_Entries shown:_
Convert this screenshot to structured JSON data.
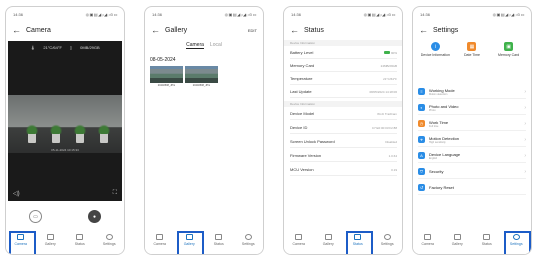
{
  "colors": {
    "accent": "#1e73be",
    "highlight_box": "#1c5cc7",
    "battery_green": "#3fb24b",
    "info_blue": "#2a8de6",
    "orange": "#f08a2c",
    "green": "#3fb24b"
  },
  "status_bar": {
    "time": "14:36",
    "icons": "◎▣▤◢ᵢₗ◢ᵢₗ⊙▭"
  },
  "nav_items": [
    "Camera",
    "Gallery",
    "Status",
    "Settings"
  ],
  "camera": {
    "title": "Camera",
    "temperature": "21°C/64°F",
    "storage": "0MB/29GB",
    "timestamp": "05-11-2024 10:15:33",
    "left_icon": "speaker-icon",
    "right_icon": "fullscreen-icon"
  },
  "gallery": {
    "title": "Gallery",
    "edit_label": "EDIT",
    "tabs": [
      "Camera",
      "Local"
    ],
    "date": "08-05-2024",
    "thumbnails": [
      {
        "caption": "20240508_JPG"
      },
      {
        "caption": "20240508_JPG"
      }
    ]
  },
  "status": {
    "title": "Status",
    "section_device_info": "Device Information",
    "section_more": "Device Information",
    "rows_top": [
      {
        "key": "Battery Level",
        "value": "90%"
      },
      {
        "key": "Memory Card",
        "value": "24MB/29GB"
      },
      {
        "key": "Temperature",
        "value": "21°C/64°F"
      },
      {
        "key": "Last Update",
        "value": "08/05/2024 14:18:06"
      }
    ],
    "rows_bottom": [
      {
        "key": "Device Model",
        "value": "Wi-Fi TrailCam"
      },
      {
        "key": "Device ID",
        "value": "C7:E0:00:03:F2:88"
      },
      {
        "key": "Screen Unlock Password",
        "value": "Disabled"
      },
      {
        "key": "Firmware Version",
        "value": "1.0.64"
      },
      {
        "key": "MCU Version",
        "value": "0.19"
      }
    ]
  },
  "settings": {
    "title": "Settings",
    "quick": [
      {
        "label": "Device Information",
        "icon": "info-icon"
      },
      {
        "label": "Date Time",
        "icon": "calendar-icon"
      },
      {
        "label": "Memory Card",
        "icon": "memory-card-icon"
      }
    ],
    "rows": [
      {
        "title": "Working Mode",
        "sub": "Motion detection"
      },
      {
        "title": "Photo and Video",
        "sub": "Photo"
      },
      {
        "title": "Work Time",
        "sub": "Full time"
      },
      {
        "title": "Motion Detection",
        "sub": "High sensitivity"
      },
      {
        "title": "Device Language",
        "sub": "English"
      },
      {
        "title": "Security",
        "sub": ""
      },
      {
        "title": "Factory Reset",
        "sub": ""
      }
    ]
  }
}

_What is asked:_ Copy each line above precisely, dropping the pictures.

_Solved exercise:_
Convert this screenshot to structured JSON data.
{
  "colors": {
    "accent": "#1e73be",
    "highlight_box": "#1c5cc7",
    "battery_green": "#3fb24b",
    "info_blue": "#2a8de6",
    "orange": "#f08a2c",
    "green": "#3fb24b"
  },
  "status_bar": {
    "time": "14:36",
    "icons": "◎▣▤◢ᵢₗ◢ᵢₗ⊙▭"
  },
  "nav_items": [
    "Camera",
    "Gallery",
    "Status",
    "Settings"
  ],
  "camera": {
    "title": "Camera",
    "temperature": "21°C/64°F",
    "storage": "0MB/29GB",
    "timestamp": "05-11-2024 10:15:33",
    "left_icon": "speaker-icon",
    "right_icon": "fullscreen-icon"
  },
  "gallery": {
    "title": "Gallery",
    "edit_label": "EDIT",
    "tabs": [
      "Camera",
      "Local"
    ],
    "date": "08-05-2024",
    "thumbnails": [
      {
        "caption": "20240508_JPG"
      },
      {
        "caption": "20240508_JPG"
      }
    ]
  },
  "status": {
    "title": "Status",
    "section_device_info": "Device Information",
    "section_more": "Device Information",
    "rows_top": [
      {
        "key": "Battery Level",
        "value": "90%"
      },
      {
        "key": "Memory Card",
        "value": "24MB/29GB"
      },
      {
        "key": "Temperature",
        "value": "21°C/64°F"
      },
      {
        "key": "Last Update",
        "value": "08/05/2024 14:18:06"
      }
    ],
    "rows_bottom": [
      {
        "key": "Device Model",
        "value": "Wi-Fi TrailCam"
      },
      {
        "key": "Device ID",
        "value": "C7:E0:00:03:F2:88"
      },
      {
        "key": "Screen Unlock Password",
        "value": "Disabled"
      },
      {
        "key": "Firmware Version",
        "value": "1.0.64"
      },
      {
        "key": "MCU Version",
        "value": "0.19"
      }
    ]
  },
  "settings": {
    "title": "Settings",
    "quick": [
      {
        "label": "Device Information",
        "icon": "info-icon"
      },
      {
        "label": "Date Time",
        "icon": "calendar-icon"
      },
      {
        "label": "Memory Card",
        "icon": "memory-card-icon"
      }
    ],
    "rows": [
      {
        "title": "Working Mode",
        "sub": "Motion detection"
      },
      {
        "title": "Photo and Video",
        "sub": "Photo"
      },
      {
        "title": "Work Time",
        "sub": "Full time"
      },
      {
        "title": "Motion Detection",
        "sub": "High sensitivity"
      },
      {
        "title": "Device Language",
        "sub": "English"
      },
      {
        "title": "Security",
        "sub": ""
      },
      {
        "title": "Factory Reset",
        "sub": ""
      }
    ]
  }
}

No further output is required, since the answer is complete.